▶ _INSTRUCTIONS_
a. Answer these questions from the Zerologon detection overview below:
(i) What risk score is given?
(ii) In which encryption mode does the Netlogon implementation have a cryptographic weakness?
(iii) Which Netlogon RPC message does the attacker send to change the computer account password of the DC?
b. Reproduce the passage of the Zerologon detection overview below between "DETECTION OVERVIEW" and "a Windows environment.", inclusive, without any change.
:: SELECTED EXCERPT ::
DETECTION OVERVIEW
Risk Factors
The Zerologon vulnerability is well known and can be exploited by code that is publicly available. An unauthenticated attacker, with network access to the vulnerable domain controller, could easily acquire domain administrator privileges and compromise a full domain on a Windows environment.
Kill Chain
Risk Score
92
An important component of Active Directory (AD) is the Netlogon remote procedure call (RPC) interface, which is available on domain controllers (DCs). Netlogon supports tasks relating to user and computer authentication, including NTLM authentication. The password of a computer account (that is stored in AD) can also be changed with Netlogon. An attacker exploits the Zerologon vulnerability by taking advantage of a cryptographic weakness in the Netlogon implementation of the AES-CFB8 encryption mode. The attacker sends several Netlogon RPC messages (NetrServerAuthenticate) with null values in various fields (1). One of the messages results in successful authentication, giving the attacker access to the DC (2). The attacker is now able to change the computer account password of the DC by sending another Netlogon RPC message (NetrServerPasswordSet) (3). With control of the password, the attacker can run tools on the DC—such as secretsdump.py or DCSync—to collect the user credentials of the domain administrator.
:::
:: DATA EXCERPTS ::
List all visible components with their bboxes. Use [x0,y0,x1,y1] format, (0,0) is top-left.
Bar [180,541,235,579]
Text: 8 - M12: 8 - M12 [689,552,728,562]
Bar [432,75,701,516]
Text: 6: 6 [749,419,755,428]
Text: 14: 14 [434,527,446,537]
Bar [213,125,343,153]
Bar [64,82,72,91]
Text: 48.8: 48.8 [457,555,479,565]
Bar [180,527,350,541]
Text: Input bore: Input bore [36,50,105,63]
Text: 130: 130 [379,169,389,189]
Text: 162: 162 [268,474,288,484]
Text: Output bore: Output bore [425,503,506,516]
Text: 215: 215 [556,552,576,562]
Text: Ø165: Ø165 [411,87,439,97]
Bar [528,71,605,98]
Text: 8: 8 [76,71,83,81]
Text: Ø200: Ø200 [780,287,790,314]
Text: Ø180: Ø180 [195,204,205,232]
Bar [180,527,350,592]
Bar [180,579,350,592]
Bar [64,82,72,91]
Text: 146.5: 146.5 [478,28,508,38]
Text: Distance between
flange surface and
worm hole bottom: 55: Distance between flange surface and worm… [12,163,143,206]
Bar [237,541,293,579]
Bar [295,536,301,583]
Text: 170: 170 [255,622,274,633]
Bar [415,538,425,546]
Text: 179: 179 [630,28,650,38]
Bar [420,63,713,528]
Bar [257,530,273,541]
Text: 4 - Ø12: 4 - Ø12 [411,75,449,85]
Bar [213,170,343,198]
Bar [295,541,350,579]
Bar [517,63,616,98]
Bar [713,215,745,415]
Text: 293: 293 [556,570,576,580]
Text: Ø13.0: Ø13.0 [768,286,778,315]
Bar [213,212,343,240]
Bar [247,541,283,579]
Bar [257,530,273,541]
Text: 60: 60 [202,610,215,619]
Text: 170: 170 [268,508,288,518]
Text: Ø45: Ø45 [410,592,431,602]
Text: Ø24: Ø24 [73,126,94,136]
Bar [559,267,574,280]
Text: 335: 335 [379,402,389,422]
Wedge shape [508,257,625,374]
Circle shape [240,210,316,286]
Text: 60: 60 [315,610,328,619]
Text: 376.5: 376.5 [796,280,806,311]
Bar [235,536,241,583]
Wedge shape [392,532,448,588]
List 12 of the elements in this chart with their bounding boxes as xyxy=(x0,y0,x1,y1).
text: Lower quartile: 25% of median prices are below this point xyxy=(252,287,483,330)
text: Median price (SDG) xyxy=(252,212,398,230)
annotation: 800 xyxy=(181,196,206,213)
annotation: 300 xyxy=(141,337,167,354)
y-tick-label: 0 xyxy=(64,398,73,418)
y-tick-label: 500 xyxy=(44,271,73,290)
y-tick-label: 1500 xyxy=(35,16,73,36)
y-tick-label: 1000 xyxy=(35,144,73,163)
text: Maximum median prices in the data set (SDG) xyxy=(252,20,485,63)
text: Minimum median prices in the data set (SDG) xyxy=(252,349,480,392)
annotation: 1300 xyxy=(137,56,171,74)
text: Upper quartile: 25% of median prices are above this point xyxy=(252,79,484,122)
:::
▶ _RESPONSES FOR EACH TASK_
a.
(i) 92
(ii) AES-CFB8
(iii) NetrServerPasswordSet

b.
DETECTION OVERVIEW
Risk Factors
The Zerologon vulnerability is well known and can be exploited by code that is publicly available. An unauthenticated attacker, with network access to the vulnerable domain controller, could easily acquire domain administrator privileges and compromise a full domain on a Windows environment.